▶ Short problem
Extract every line below, verbatim.

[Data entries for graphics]
_ _ _ _ _ _ _

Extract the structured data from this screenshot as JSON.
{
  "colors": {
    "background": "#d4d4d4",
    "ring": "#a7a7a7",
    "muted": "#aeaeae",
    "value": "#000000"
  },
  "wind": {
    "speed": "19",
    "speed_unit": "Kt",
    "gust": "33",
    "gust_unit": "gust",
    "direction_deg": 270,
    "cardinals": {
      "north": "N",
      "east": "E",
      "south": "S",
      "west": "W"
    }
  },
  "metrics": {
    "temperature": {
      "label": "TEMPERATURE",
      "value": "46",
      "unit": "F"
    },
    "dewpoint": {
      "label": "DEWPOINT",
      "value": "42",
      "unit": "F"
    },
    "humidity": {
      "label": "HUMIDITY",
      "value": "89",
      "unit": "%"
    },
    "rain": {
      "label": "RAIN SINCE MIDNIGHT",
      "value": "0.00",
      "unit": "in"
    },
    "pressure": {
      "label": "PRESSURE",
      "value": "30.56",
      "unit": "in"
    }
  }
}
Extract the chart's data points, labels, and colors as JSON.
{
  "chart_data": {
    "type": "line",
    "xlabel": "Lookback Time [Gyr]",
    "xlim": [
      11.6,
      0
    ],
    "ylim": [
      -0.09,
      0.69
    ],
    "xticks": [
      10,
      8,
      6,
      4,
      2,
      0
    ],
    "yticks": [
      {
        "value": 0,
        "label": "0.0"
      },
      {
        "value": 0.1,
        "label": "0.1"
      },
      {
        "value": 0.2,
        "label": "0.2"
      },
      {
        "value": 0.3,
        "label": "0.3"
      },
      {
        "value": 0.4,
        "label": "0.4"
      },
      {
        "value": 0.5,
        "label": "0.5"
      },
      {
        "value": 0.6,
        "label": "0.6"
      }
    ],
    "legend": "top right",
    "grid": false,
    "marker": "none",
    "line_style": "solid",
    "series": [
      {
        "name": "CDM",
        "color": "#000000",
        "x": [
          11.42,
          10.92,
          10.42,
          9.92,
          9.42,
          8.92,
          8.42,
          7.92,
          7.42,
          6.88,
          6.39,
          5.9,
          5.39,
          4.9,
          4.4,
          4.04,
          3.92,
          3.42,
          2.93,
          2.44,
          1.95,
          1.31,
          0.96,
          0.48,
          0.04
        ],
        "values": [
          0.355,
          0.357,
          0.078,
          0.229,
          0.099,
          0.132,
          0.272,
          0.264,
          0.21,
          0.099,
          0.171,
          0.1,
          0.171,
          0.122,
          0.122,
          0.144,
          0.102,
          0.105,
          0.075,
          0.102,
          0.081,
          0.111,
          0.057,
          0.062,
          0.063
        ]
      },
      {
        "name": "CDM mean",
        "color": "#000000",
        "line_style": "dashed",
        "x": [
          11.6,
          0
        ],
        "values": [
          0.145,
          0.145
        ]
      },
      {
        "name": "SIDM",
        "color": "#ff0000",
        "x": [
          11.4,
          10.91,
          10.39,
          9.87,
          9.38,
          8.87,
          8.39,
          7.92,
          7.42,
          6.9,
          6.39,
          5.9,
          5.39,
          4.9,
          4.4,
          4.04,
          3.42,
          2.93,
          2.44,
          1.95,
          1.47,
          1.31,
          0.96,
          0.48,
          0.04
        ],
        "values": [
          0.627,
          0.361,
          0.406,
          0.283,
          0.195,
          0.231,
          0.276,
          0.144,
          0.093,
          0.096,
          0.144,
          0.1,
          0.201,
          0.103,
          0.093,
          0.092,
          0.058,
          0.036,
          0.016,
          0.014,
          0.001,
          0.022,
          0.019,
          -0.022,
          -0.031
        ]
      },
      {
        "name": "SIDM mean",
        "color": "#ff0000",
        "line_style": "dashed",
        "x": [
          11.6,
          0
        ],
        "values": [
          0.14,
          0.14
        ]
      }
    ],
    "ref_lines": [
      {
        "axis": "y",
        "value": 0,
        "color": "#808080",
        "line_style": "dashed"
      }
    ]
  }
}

_ _ _ _ _ _ _

▶ Output of the task
Extract the structured data from this screenshot as JSON.
{
  "colors": {
    "background": "#d4d4d4",
    "ring": "#a7a7a7",
    "muted": "#aeaeae",
    "value": "#000000"
  },
  "wind": {
    "speed": "19",
    "speed_unit": "Kt",
    "gust": "33",
    "gust_unit": "gust",
    "direction_deg": 270,
    "cardinals": {
      "north": "N",
      "east": "E",
      "south": "S",
      "west": "W"
    }
  },
  "metrics": {
    "temperature": {
      "label": "TEMPERATURE",
      "value": "46",
      "unit": "F"
    },
    "dewpoint": {
      "label": "DEWPOINT",
      "value": "42",
      "unit": "F"
    },
    "humidity": {
      "label": "HUMIDITY",
      "value": "89",
      "unit": "%"
    },
    "rain": {
      "label": "RAIN SINCE MIDNIGHT",
      "value": "0.00",
      "unit": "in"
    },
    "pressure": {
      "label": "PRESSURE",
      "value": "30.56",
      "unit": "in"
    }
  }
}
Extract the chart's data points, labels, and colors as JSON.
{
  "chart_data": {
    "type": "line",
    "xlabel": "Lookback Time [Gyr]",
    "xlim": [
      11.6,
      0
    ],
    "ylim": [
      -0.09,
      0.69
    ],
    "xticks": [
      10,
      8,
      6,
      4,
      2,
      0
    ],
    "yticks": [
      {
        "value": 0,
        "label": "0.0"
      },
      {
        "value": 0.1,
        "label": "0.1"
      },
      {
        "value": 0.2,
        "label": "0.2"
      },
      {
        "value": 0.3,
        "label": "0.3"
      },
      {
        "value": 0.4,
        "label": "0.4"
      },
      {
        "value": 0.5,
        "label": "0.5"
      },
      {
        "value": 0.6,
        "label": "0.6"
      }
    ],
    "legend": "top right",
    "grid": false,
    "marker": "none",
    "line_style": "solid",
    "series": [
      {
        "name": "CDM",
        "color": "#000000",
        "x": [
          11.42,
          10.92,
          10.42,
          9.92,
          9.42,
          8.92,
          8.42,
          7.92,
          7.42,
          6.88,
          6.39,
          5.9,
          5.39,
          4.9,
          4.4,
          4.04,
          3.92,
          3.42,
          2.93,
          2.44,
          1.95,
          1.31,
          0.96,
          0.48,
          0.04
        ],
        "values": [
          0.355,
          0.357,
          0.078,
          0.229,
          0.099,
          0.132,
          0.272,
          0.264,
          0.21,
          0.099,
          0.171,
          0.1,
          0.171,
          0.122,
          0.122,
          0.144,
          0.102,
          0.105,
          0.075,
          0.102,
          0.081,
          0.111,
          0.057,
          0.062,
          0.063
        ]
      },
      {
        "name": "CDM mean",
        "color": "#000000",
        "line_style": "dashed",
        "x": [
          11.6,
          0
        ],
        "values": [
          0.145,
          0.145
        ]
      },
      {
        "name": "SIDM",
        "color": "#ff0000",
        "x": [
          11.4,
          10.91,
          10.39,
          9.87,
          9.38,
          8.87,
          8.39,
          7.92,
          7.42,
          6.9,
          6.39,
          5.9,
          5.39,
          4.9,
          4.4,
          4.04,
          3.42,
          2.93,
          2.44,
          1.95,
          1.47,
          1.31,
          0.96,
          0.48,
          0.04
        ],
        "values": [
          0.627,
          0.361,
          0.406,
          0.283,
          0.195,
          0.231,
          0.276,
          0.144,
          0.093,
          0.096,
          0.144,
          0.1,
          0.201,
          0.103,
          0.093,
          0.092,
          0.058,
          0.036,
          0.016,
          0.014,
          0.001,
          0.022,
          0.019,
          -0.022,
          -0.031
        ]
      },
      {
        "name": "SIDM mean",
        "color": "#ff0000",
        "line_style": "dashed",
        "x": [
          11.6,
          0
        ],
        "values": [
          0.14,
          0.14
        ]
      }
    ],
    "ref_lines": [
      {
        "axis": "y",
        "value": 0,
        "color": "#808080",
        "line_style": "dashed"
      }
    ]
  }
}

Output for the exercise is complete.